::: Excerpted text
On Sunday afternoon, a lone gunman entered the Comet Ping Pong restaurant, a popular pizza and family establishment in Washington D.C., and fired several shots. No one was struck by these bullets, and police quickly detained the man. According to the Washington Post, Police Chief Peter Newsham stated his belief that the incident was not terror related, although the gunman’s motive remains unclear.
[UPDATE: The New York Times reveals how the gunman reportedly told police that he entered the restaurant to “investigate” Pizzagate (the theory is explained below), which only adds to the bizarre nature of this story.]
Newsham was also quick to note that this restaurant was tied to fake news and conspiracy theories, which circulated earlier this year, about the Clinton campaign. He clarified, “We’re aware of that and right now we have nothing to tie it into those concerns that have been raised on social media.” The theories, collectively known as Pizzagate, resulted in social media attacks and death threats against the restaurant’s staff and their families.
The bizarre claims within Pizzagate accused Hillary Clinton and her campaign chief, John Podesta, of running a child sex ring through the restaurant. This theory was even spread by retired General Michael Flynn, who recently landed a national security advisor offer from Donald Trump. After restaurant owner James Alefantis began to receive insults, he googled the matter, only to be appalled at what he read:
When Mr. Alefantis discovered that his employees were getting similar abusive messages, he looked online to unravel the accusations. He found dozens of made-up articles about Mrs. Clinton kidnapping, molesting and trafficking children in the restaurant’s back rooms. The articles appeared on Facebook and on websites such as The New Nationalist and The Vigilant Citizen, with one headline blaring: “Pizzagate: How 4Chan Uncovered the Sick World of Washington’s Occult Elite.”
None of it was true. While Mr. Alefantis has some prominent Democratic friends in Washington and was a supporter of Mrs. Clinton, he has never met her, does not sell or abuse children, and is not being investigated by law enforcement for any of these claims. He and his 40 employees had unwittingly become real people caught in the middle of a storm of fake news.
::::::
::: Records
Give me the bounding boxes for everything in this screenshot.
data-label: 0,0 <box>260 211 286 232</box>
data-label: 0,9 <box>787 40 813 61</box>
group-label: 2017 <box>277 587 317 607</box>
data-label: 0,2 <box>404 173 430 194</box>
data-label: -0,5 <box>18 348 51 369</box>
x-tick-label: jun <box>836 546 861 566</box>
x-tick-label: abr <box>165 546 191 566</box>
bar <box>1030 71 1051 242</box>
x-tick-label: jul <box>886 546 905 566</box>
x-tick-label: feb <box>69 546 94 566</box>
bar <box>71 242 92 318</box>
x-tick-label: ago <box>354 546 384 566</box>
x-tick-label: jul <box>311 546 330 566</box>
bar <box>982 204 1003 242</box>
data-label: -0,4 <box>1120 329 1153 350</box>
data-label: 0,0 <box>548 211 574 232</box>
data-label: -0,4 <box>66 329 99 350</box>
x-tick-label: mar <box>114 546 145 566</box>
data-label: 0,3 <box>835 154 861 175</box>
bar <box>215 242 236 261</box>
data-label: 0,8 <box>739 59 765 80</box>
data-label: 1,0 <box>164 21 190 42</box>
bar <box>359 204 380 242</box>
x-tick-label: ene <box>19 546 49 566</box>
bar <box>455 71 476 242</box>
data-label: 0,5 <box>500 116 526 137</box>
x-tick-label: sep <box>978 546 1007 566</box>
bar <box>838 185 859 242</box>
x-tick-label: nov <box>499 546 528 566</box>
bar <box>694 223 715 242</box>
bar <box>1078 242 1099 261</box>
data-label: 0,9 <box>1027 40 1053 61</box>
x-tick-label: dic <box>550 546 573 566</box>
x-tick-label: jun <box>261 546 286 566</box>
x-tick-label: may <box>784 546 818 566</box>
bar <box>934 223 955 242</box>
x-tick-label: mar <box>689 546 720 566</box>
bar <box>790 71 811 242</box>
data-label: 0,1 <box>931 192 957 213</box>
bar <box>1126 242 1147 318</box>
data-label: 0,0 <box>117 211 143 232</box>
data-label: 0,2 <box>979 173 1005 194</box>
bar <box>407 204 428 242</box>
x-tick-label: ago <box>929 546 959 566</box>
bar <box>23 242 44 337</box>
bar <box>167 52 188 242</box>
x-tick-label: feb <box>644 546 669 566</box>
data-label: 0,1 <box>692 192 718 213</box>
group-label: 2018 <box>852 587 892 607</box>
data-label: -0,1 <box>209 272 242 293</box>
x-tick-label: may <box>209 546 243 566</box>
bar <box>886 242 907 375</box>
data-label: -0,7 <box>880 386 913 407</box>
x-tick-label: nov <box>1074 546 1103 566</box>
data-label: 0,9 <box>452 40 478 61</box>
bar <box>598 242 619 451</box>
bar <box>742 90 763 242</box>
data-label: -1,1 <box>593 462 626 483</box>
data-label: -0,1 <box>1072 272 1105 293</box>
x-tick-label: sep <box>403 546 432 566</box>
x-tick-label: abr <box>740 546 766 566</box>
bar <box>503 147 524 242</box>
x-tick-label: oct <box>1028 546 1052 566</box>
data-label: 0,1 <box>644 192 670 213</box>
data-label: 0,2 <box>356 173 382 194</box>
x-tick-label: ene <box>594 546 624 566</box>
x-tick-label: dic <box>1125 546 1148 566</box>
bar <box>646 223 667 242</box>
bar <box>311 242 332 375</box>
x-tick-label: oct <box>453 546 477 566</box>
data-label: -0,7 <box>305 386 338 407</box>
::::::
_Goal of the exercise_
Extend the article about the shooting at Comet Ping Pong and the Pizzagate theory, picking up after its final sentence.

_Response to the exercise_
Alefantis had to contact the FBI, police, and Facebook to remove the articles with some success, but the damage was done. Employees continued to receive threats. The BBC points towards the story as an illustration of the ease with which fake news spreads. The outlet interviewed Alefantis, who pointed out how conspiracy theorists didn’t even bother to verify the accuracy of key details, including the allegation that the sex ring operated out of the building’s basement: “We don’t even have a basement.”
Regardless of accuracy, the alt-right (which is the label that white nationalists and neo-Nazis enjoy hiding behind) pushed these theories, which were also reportedly embraced by supporters of Turkish President Recep Tayyip Erdogan. These supporters accused those who wouldn’t criticize this fake sex ring as hypocritical (after people called out a real child abuse scandal at a foundation linked to the Turkish government), and the intricacies are bonkers:
All Turkish pro-government papers, including mainstream publications … ran similar stories about the PizzaGate, using the very same images and claims from a (now banned) subreddit to convince their readers on how serious and deep-rooted the scandal was. Columnists penned articles that the PizzaGate is a part of the globalist conspiracy against Turkey, and one article even remarked that the “Teenage” in pizza-eating Teenage Mutant Ninja Turtles now makes sense as a pedophilia reference after PizzaGate.
The Daily Dot also points out how a fake viral video claimed to show the restaurant “delivering children to politicians and business people.” All of this was fake, of course. And Sunday’s incident doesn’t appear to be related at all, but it’s simply one more terrifying event plaguing the employees of Comet Ping Pong restaurant.